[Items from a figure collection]

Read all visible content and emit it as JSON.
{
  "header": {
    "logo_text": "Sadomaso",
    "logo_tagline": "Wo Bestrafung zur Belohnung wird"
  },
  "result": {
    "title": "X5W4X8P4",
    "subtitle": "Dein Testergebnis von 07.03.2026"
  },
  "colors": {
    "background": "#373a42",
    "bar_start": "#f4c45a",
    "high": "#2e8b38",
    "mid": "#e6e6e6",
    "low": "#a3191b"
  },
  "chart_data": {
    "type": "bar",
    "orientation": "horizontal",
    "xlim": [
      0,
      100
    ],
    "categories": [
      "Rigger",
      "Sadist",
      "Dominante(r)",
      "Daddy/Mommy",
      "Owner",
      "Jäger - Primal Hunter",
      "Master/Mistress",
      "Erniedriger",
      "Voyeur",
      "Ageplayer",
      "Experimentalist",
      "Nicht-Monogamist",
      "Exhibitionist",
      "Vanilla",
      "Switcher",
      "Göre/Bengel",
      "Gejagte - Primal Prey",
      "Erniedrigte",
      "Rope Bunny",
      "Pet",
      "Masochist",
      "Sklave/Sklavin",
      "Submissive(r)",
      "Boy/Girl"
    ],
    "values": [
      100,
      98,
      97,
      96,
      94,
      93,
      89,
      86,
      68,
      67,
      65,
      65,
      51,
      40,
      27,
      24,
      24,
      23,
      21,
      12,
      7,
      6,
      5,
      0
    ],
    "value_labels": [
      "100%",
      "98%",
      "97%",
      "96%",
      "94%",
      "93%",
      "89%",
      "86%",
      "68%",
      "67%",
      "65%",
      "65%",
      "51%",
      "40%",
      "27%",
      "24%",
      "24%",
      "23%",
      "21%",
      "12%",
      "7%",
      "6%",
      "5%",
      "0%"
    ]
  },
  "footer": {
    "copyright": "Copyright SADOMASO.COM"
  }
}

[Problem description] Select the lines that carry the string "Primal" and copy them.

[Result of the exercise]
      "Jäger - Primal Hunter",
      "Gejagte - Primal Prey",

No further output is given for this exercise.